**WORK TO BE COMPLETED:** How many lines of these entries hold the string "close"? Reply with the number alone.

**INFORMATION SHOWN:**
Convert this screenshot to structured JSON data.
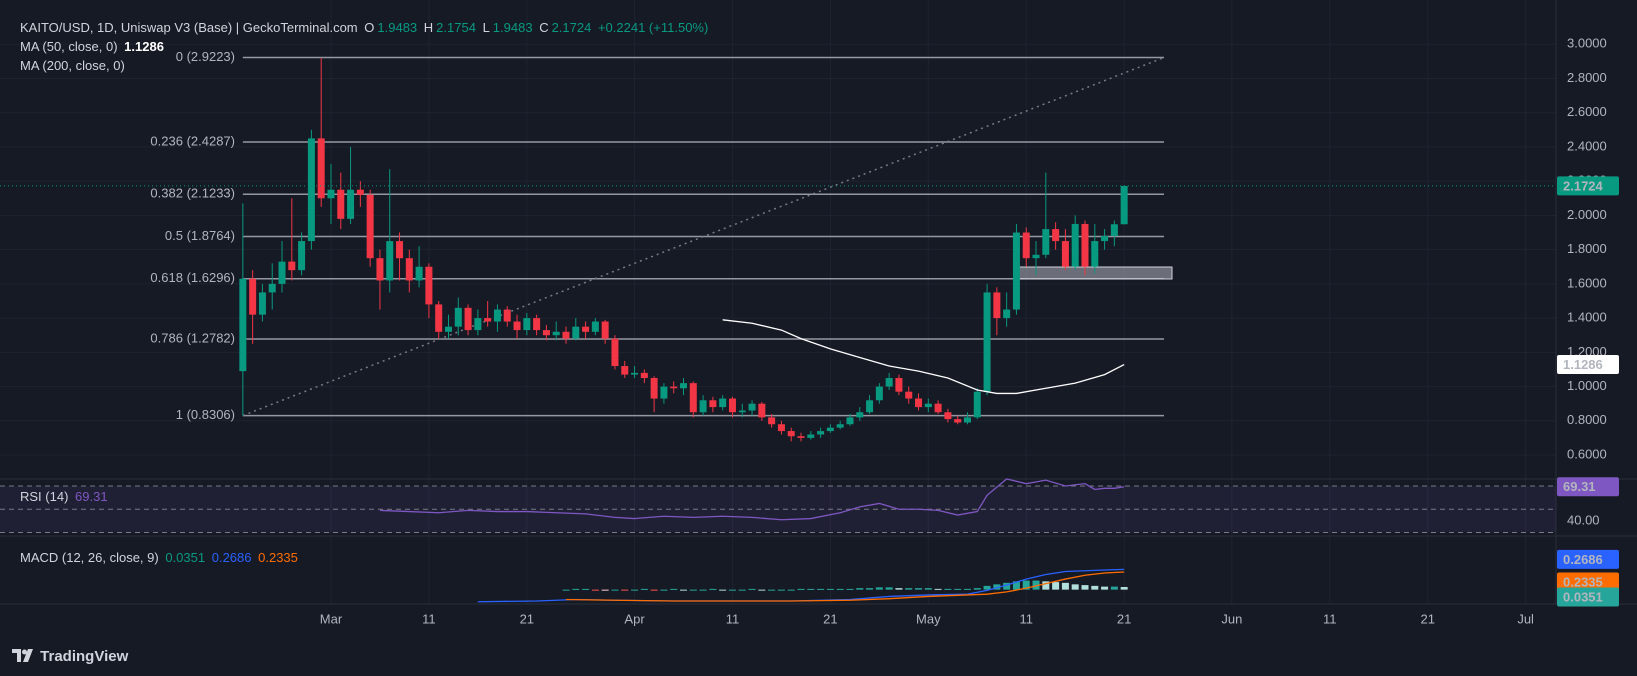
{
  "header": {
    "symbol": "KAITO/USD, 1D, Uniswap V3 (Base) | GeckoTerminal.com",
    "o": "O",
    "h": "H",
    "l": "L",
    "c": "C",
    "change": "+0.2241 (+11.50%)",
    "ma50": "MA (50, close, 0)",
    "ma200": "MA (200, close, 0)",
    "rsi": "RSI (14)",
    "macd": "MACD (12, 26, close, 9)"
  },
  "footer": {
    "brand": "TradingView"
  },
  "chart_data": {
    "type": "candlestick",
    "up_color": "#089981",
    "down_color": "#f23645",
    "xlim": [
      -24.8,
      134.1
    ],
    "xticks": [
      {
        "value": 9,
        "label": "Mar"
      },
      {
        "value": 19,
        "label": "11"
      },
      {
        "value": 29,
        "label": "21"
      },
      {
        "value": 40,
        "label": "Apr"
      },
      {
        "value": 50,
        "label": "11"
      },
      {
        "value": 60,
        "label": "21"
      },
      {
        "value": 70,
        "label": "May"
      },
      {
        "value": 80,
        "label": "11"
      },
      {
        "value": 90,
        "label": "21"
      },
      {
        "value": 101,
        "label": "Jun"
      },
      {
        "value": 111,
        "label": "11"
      },
      {
        "value": 121,
        "label": "21"
      },
      {
        "value": 131,
        "label": "Jul"
      }
    ],
    "ylim": [
      0.46,
      3.2
    ],
    "yticks": [
      {
        "value": 0.6,
        "label": "0.6000"
      },
      {
        "value": 0.8,
        "label": "0.8000"
      },
      {
        "value": 1.0,
        "label": "1.0000"
      },
      {
        "value": 1.2,
        "label": "1.2000"
      },
      {
        "value": 1.4,
        "label": "1.4000"
      },
      {
        "value": 1.6,
        "label": "1.6000"
      },
      {
        "value": 1.8,
        "label": "1.8000"
      },
      {
        "value": 2.0,
        "label": "2.0000"
      },
      {
        "value": 2.2,
        "label": "2.2000"
      },
      {
        "value": 2.4,
        "label": "2.4000"
      },
      {
        "value": 2.6,
        "label": "2.6000"
      },
      {
        "value": 2.8,
        "label": "2.8000"
      },
      {
        "value": 3.0,
        "label": "3.0000"
      }
    ],
    "grid": true,
    "candles": [
      [
        1.09,
        2.07,
        0.83,
        1.63
      ],
      [
        1.63,
        1.68,
        1.25,
        1.42
      ],
      [
        1.42,
        1.6,
        1.38,
        1.55
      ],
      [
        1.55,
        1.72,
        1.45,
        1.6
      ],
      [
        1.6,
        1.85,
        1.55,
        1.73
      ],
      [
        1.73,
        2.1,
        1.62,
        1.68
      ],
      [
        1.68,
        1.9,
        1.65,
        1.85
      ],
      [
        1.85,
        2.5,
        1.8,
        2.45
      ],
      [
        2.45,
        2.92,
        2.05,
        2.1
      ],
      [
        2.1,
        2.3,
        1.95,
        2.15
      ],
      [
        2.15,
        2.25,
        1.92,
        1.98
      ],
      [
        1.98,
        2.4,
        1.95,
        2.15
      ],
      [
        2.15,
        2.2,
        2.05,
        2.12
      ],
      [
        2.12,
        2.15,
        1.7,
        1.75
      ],
      [
        1.75,
        1.8,
        1.45,
        1.62
      ],
      [
        1.62,
        2.27,
        1.55,
        1.85
      ],
      [
        1.85,
        1.9,
        1.62,
        1.75
      ],
      [
        1.75,
        1.8,
        1.55,
        1.62
      ],
      [
        1.62,
        1.82,
        1.58,
        1.7
      ],
      [
        1.7,
        1.72,
        1.4,
        1.48
      ],
      [
        1.48,
        1.5,
        1.28,
        1.32
      ],
      [
        1.32,
        1.42,
        1.28,
        1.35
      ],
      [
        1.35,
        1.52,
        1.3,
        1.46
      ],
      [
        1.46,
        1.48,
        1.3,
        1.33
      ],
      [
        1.33,
        1.45,
        1.3,
        1.4
      ],
      [
        1.4,
        1.5,
        1.35,
        1.38
      ],
      [
        1.38,
        1.48,
        1.32,
        1.45
      ],
      [
        1.45,
        1.47,
        1.35,
        1.38
      ],
      [
        1.38,
        1.42,
        1.28,
        1.33
      ],
      [
        1.33,
        1.43,
        1.3,
        1.4
      ],
      [
        1.4,
        1.42,
        1.3,
        1.33
      ],
      [
        1.33,
        1.36,
        1.27,
        1.3
      ],
      [
        1.3,
        1.38,
        1.27,
        1.32
      ],
      [
        1.32,
        1.35,
        1.25,
        1.28
      ],
      [
        1.28,
        1.4,
        1.27,
        1.35
      ],
      [
        1.35,
        1.38,
        1.28,
        1.32
      ],
      [
        1.32,
        1.4,
        1.3,
        1.38
      ],
      [
        1.38,
        1.39,
        1.25,
        1.28
      ],
      [
        1.28,
        1.3,
        1.1,
        1.12
      ],
      [
        1.12,
        1.15,
        1.05,
        1.07
      ],
      [
        1.07,
        1.12,
        1.05,
        1.08
      ],
      [
        1.08,
        1.1,
        1.02,
        1.05
      ],
      [
        1.05,
        1.06,
        0.85,
        0.93
      ],
      [
        0.93,
        1.02,
        0.9,
        1.0
      ],
      [
        1.0,
        1.03,
        0.96,
        0.99
      ],
      [
        0.99,
        1.05,
        0.95,
        1.02
      ],
      [
        1.02,
        1.03,
        0.82,
        0.85
      ],
      [
        0.85,
        0.95,
        0.83,
        0.92
      ],
      [
        0.92,
        0.94,
        0.85,
        0.88
      ],
      [
        0.88,
        0.95,
        0.86,
        0.93
      ],
      [
        0.93,
        0.94,
        0.82,
        0.85
      ],
      [
        0.85,
        0.9,
        0.82,
        0.86
      ],
      [
        0.86,
        0.92,
        0.83,
        0.9
      ],
      [
        0.9,
        0.91,
        0.8,
        0.82
      ],
      [
        0.82,
        0.84,
        0.76,
        0.78
      ],
      [
        0.78,
        0.8,
        0.72,
        0.74
      ],
      [
        0.74,
        0.76,
        0.68,
        0.71
      ],
      [
        0.71,
        0.73,
        0.68,
        0.7
      ],
      [
        0.7,
        0.74,
        0.69,
        0.72
      ],
      [
        0.72,
        0.76,
        0.7,
        0.74
      ],
      [
        0.74,
        0.78,
        0.73,
        0.76
      ],
      [
        0.76,
        0.8,
        0.75,
        0.78
      ],
      [
        0.78,
        0.84,
        0.77,
        0.82
      ],
      [
        0.82,
        0.88,
        0.8,
        0.85
      ],
      [
        0.85,
        0.95,
        0.84,
        0.92
      ],
      [
        0.92,
        1.02,
        0.9,
        1.0
      ],
      [
        1.0,
        1.08,
        0.98,
        1.05
      ],
      [
        1.05,
        1.07,
        0.95,
        0.97
      ],
      [
        0.97,
        1.0,
        0.9,
        0.93
      ],
      [
        0.93,
        0.96,
        0.86,
        0.88
      ],
      [
        0.88,
        0.93,
        0.85,
        0.9
      ],
      [
        0.9,
        0.92,
        0.84,
        0.85
      ],
      [
        0.85,
        0.87,
        0.79,
        0.81
      ],
      [
        0.81,
        0.83,
        0.78,
        0.79
      ],
      [
        0.79,
        0.85,
        0.78,
        0.82
      ],
      [
        0.82,
        0.99,
        0.81,
        0.97
      ],
      [
        0.97,
        1.6,
        0.95,
        1.55
      ],
      [
        1.55,
        1.58,
        1.3,
        1.4
      ],
      [
        1.4,
        1.55,
        1.35,
        1.45
      ],
      [
        1.45,
        1.95,
        1.42,
        1.9
      ],
      [
        1.9,
        1.93,
        1.7,
        1.75
      ],
      [
        1.75,
        1.85,
        1.65,
        1.77
      ],
      [
        1.77,
        2.25,
        1.75,
        1.92
      ],
      [
        1.92,
        1.96,
        1.8,
        1.85
      ],
      [
        1.85,
        1.92,
        1.68,
        1.7
      ],
      [
        1.7,
        2.0,
        1.68,
        1.95
      ],
      [
        1.95,
        1.97,
        1.65,
        1.7
      ],
      [
        1.7,
        1.95,
        1.66,
        1.85
      ],
      [
        1.85,
        1.92,
        1.8,
        1.88
      ],
      [
        1.88,
        1.97,
        1.82,
        1.9483
      ],
      [
        1.9483,
        2.1754,
        1.9483,
        2.1724
      ]
    ],
    "fib": [
      {
        "label": "0 (2.9223)",
        "value": 2.9223
      },
      {
        "label": "0.236 (2.4287)",
        "value": 2.4287
      },
      {
        "label": "0.382 (2.1233)",
        "value": 2.1233
      },
      {
        "label": "0.5 (1.8764)",
        "value": 1.8764
      },
      {
        "label": "0.618 (1.6296)",
        "value": 1.6296
      },
      {
        "label": "0.786 (1.2782)",
        "value": 1.2782
      },
      {
        "label": "1 (0.8306)",
        "value": 0.8306
      }
    ],
    "ma50": {
      "color": "#ffffff",
      "x": [
        49,
        52,
        55,
        57,
        60,
        63,
        66,
        69,
        72,
        75,
        77,
        79,
        82,
        85,
        88,
        90
      ],
      "values": [
        1.39,
        1.37,
        1.33,
        1.28,
        1.22,
        1.17,
        1.12,
        1.09,
        1.05,
        0.98,
        0.96,
        0.96,
        0.99,
        1.02,
        1.07,
        1.1286
      ]
    },
    "rsi": {
      "color": "#7e57c2",
      "ylim": [
        27,
        76
      ],
      "yticks": [
        {
          "value": 40,
          "label": "40.00"
        }
      ],
      "bands": [
        70,
        50,
        30
      ],
      "x": [
        14,
        17,
        20,
        23,
        26,
        29,
        32,
        35,
        38,
        40,
        43,
        46,
        49,
        52,
        55,
        58,
        61,
        63,
        65,
        67,
        69,
        71,
        73,
        75,
        76,
        78,
        80,
        82,
        84,
        86,
        87,
        88,
        89,
        90
      ],
      "values": [
        49,
        48,
        47,
        49,
        48,
        48,
        47,
        46,
        43,
        42,
        44,
        43,
        44,
        43,
        41,
        42,
        47,
        52,
        55,
        50,
        50,
        49,
        45,
        48,
        62,
        76,
        72,
        75,
        70,
        72,
        67,
        68,
        68,
        69.31
      ]
    },
    "macd": {
      "ylim": [
        -0.19,
        0.71
      ],
      "macd_line": {
        "color": "#2962ff",
        "x": [
          24,
          30,
          34,
          38,
          44,
          50,
          56,
          62,
          66,
          70,
          74,
          76,
          78,
          80,
          82,
          84,
          86,
          88,
          90
        ],
        "values": [
          -0.16,
          -0.15,
          -0.13,
          -0.14,
          -0.15,
          -0.15,
          -0.15,
          -0.13,
          -0.09,
          -0.07,
          -0.06,
          -0.01,
          0.06,
          0.14,
          0.2,
          0.24,
          0.25,
          0.26,
          0.2686
        ]
      },
      "signal": {
        "color": "#ff6d00",
        "x": [
          33,
          38,
          44,
          50,
          56,
          62,
          66,
          70,
          74,
          76,
          78,
          80,
          82,
          84,
          86,
          88,
          90
        ],
        "values": [
          -0.13,
          -0.14,
          -0.15,
          -0.15,
          -0.15,
          -0.14,
          -0.12,
          -0.09,
          -0.07,
          -0.06,
          -0.03,
          0.02,
          0.08,
          0.14,
          0.19,
          0.22,
          0.2335
        ]
      },
      "histogram": {
        "color": "#26a69a",
        "x_start": 33,
        "values": [
          0.0,
          0.01,
          0.01,
          -0.01,
          -0.01,
          0.0,
          -0.01,
          0.0,
          0.01,
          -0.01,
          0.0,
          0.01,
          0.0,
          0.0,
          0.0,
          0.01,
          0.0,
          0.0,
          0.0,
          0.01,
          0.0,
          0.0,
          0.0,
          0.0,
          0.01,
          0.01,
          0.01,
          0.01,
          0.01,
          0.01,
          0.02,
          0.02,
          0.03,
          0.03,
          0.02,
          0.02,
          0.02,
          0.02,
          0.01,
          0.01,
          0.01,
          0.01,
          0.02,
          0.05,
          0.07,
          0.09,
          0.11,
          0.12,
          0.12,
          0.11,
          0.1,
          0.09,
          0.07,
          0.06,
          0.05,
          0.04,
          0.04,
          0.0351
        ]
      }
    }
  }
}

**SOLUTION TO THE EXERCISE:** 3